##### SUPPLIED INFORMATION #####
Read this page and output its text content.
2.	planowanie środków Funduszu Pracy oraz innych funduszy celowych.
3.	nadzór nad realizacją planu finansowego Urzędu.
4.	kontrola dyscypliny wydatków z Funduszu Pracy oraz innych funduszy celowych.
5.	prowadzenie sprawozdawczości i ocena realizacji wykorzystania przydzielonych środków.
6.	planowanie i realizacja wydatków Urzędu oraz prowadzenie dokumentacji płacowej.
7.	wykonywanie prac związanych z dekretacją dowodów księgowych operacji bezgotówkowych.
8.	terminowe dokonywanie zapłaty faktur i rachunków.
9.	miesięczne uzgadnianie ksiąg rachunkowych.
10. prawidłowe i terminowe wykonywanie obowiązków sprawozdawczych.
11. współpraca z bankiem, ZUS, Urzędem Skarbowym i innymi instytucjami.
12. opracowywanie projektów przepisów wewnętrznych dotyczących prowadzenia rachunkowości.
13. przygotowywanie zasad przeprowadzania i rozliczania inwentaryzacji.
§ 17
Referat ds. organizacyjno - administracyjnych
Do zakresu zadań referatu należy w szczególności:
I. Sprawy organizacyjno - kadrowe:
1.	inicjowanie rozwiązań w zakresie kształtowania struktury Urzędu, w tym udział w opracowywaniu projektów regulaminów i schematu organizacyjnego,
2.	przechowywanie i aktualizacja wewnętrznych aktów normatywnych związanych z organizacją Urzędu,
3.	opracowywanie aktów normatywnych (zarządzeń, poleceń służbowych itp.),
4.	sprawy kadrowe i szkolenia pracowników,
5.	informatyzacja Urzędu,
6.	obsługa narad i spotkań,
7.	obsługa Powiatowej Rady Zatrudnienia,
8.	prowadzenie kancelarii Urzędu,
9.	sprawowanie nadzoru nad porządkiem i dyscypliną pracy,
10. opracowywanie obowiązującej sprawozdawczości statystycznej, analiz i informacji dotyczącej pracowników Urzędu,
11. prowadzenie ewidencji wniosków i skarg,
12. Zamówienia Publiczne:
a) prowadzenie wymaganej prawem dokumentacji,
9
#####
WORK TO COMPLETE
Each line of the material should be duplicated exactly, please.

SOLUTION FOR THIS PROBLEM
Read this page and output its text content.
2.	planowanie środków Funduszu Pracy oraz innych funduszy celowych.
3.	nadzór nad realizacją planu finansowego Urzędu.
4.	kontrola dyscypliny wydatków z Funduszu Pracy oraz innych funduszy celowych.
5.	prowadzenie sprawozdawczości i ocena realizacji wykorzystania przydzielonych środków.
6.	planowanie i realizacja wydatków Urzędu oraz prowadzenie dokumentacji płacowej.
7.	wykonywanie prac związanych z dekretacją dowodów księgowych operacji bezgotówkowych.
8.	terminowe dokonywanie zapłaty faktur i rachunków.
9.	miesięczne uzgadnianie ksiąg rachunkowych.
10. prawidłowe i terminowe wykonywanie obowiązków sprawozdawczych.
11. współpraca z bankiem, ZUS, Urzędem Skarbowym i innymi instytucjami.
12. opracowywanie projektów przepisów wewnętrznych dotyczących prowadzenia rachunkowości.
13. przygotowywanie zasad przeprowadzania i rozliczania inwentaryzacji.
§ 17
Referat ds. organizacyjno - administracyjnych
Do zakresu zadań referatu należy w szczególności:
I. Sprawy organizacyjno - kadrowe:
1.	inicjowanie rozwiązań w zakresie kształtowania struktury Urzędu, w tym udział w opracowywaniu projektów regulaminów i schematu organizacyjnego,
2.	przechowywanie i aktualizacja wewnętrznych aktów normatywnych związanych z organizacją Urzędu,
3.	opracowywanie aktów normatywnych (zarządzeń, poleceń służbowych itp.),
4.	sprawy kadrowe i szkolenia pracowników,
5.	informatyzacja Urzędu,
6.	obsługa narad i spotkań,
7.	obsługa Powiatowej Rady Zatrudnienia,
8.	prowadzenie kancelarii Urzędu,
9.	sprawowanie nadzoru nad porządkiem i dyscypliną pracy,
10. opracowywanie obowiązującej sprawozdawczości statystycznej, analiz i informacji dotyczącej pracowników Urzędu,
11. prowadzenie ewidencji wniosków i skarg,
12. Zamówienia Publiczne:
a) prowadzenie wymaganej prawem dokumentacji,
9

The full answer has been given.